** BEGIN Exercise materials **

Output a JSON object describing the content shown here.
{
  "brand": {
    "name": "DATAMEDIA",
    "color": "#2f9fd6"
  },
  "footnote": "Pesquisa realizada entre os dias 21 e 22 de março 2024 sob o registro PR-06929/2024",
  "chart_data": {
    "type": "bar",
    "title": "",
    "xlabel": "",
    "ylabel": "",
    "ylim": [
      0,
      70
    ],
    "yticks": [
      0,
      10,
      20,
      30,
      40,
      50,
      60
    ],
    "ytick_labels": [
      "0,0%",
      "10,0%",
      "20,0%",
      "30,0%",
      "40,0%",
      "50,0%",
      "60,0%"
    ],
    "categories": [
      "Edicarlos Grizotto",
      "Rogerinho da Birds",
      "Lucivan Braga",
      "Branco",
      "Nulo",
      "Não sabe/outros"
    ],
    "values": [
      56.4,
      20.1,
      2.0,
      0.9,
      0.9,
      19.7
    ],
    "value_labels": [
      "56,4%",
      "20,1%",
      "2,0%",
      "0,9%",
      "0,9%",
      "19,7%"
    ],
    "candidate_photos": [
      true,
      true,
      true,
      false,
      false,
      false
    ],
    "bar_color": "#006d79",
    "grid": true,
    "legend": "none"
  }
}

** END Exercise materials **

Reproduce the full listing word for word.

### Expected answer
Output a JSON object describing the content shown here.
{
  "brand": {
    "name": "DATAMEDIA",
    "color": "#2f9fd6"
  },
  "footnote": "Pesquisa realizada entre os dias 21 e 22 de março 2024 sob o registro PR-06929/2024",
  "chart_data": {
    "type": "bar",
    "title": "",
    "xlabel": "",
    "ylabel": "",
    "ylim": [
      0,
      70
    ],
    "yticks": [
      0,
      10,
      20,
      30,
      40,
      50,
      60
    ],
    "ytick_labels": [
      "0,0%",
      "10,0%",
      "20,0%",
      "30,0%",
      "40,0%",
      "50,0%",
      "60,0%"
    ],
    "categories": [
      "Edicarlos Grizotto",
      "Rogerinho da Birds",
      "Lucivan Braga",
      "Branco",
      "Nulo",
      "Não sabe/outros"
    ],
    "values": [
      56.4,
      20.1,
      2.0,
      0.9,
      0.9,
      19.7
    ],
    "value_labels": [
      "56,4%",
      "20,1%",
      "2,0%",
      "0,9%",
      "0,9%",
      "19,7%"
    ],
    "candidate_photos": [
      true,
      true,
      true,
      false,
      false,
      false
    ],
    "bar_color": "#006d79",
    "grid": true,
    "legend": "none"
  }
}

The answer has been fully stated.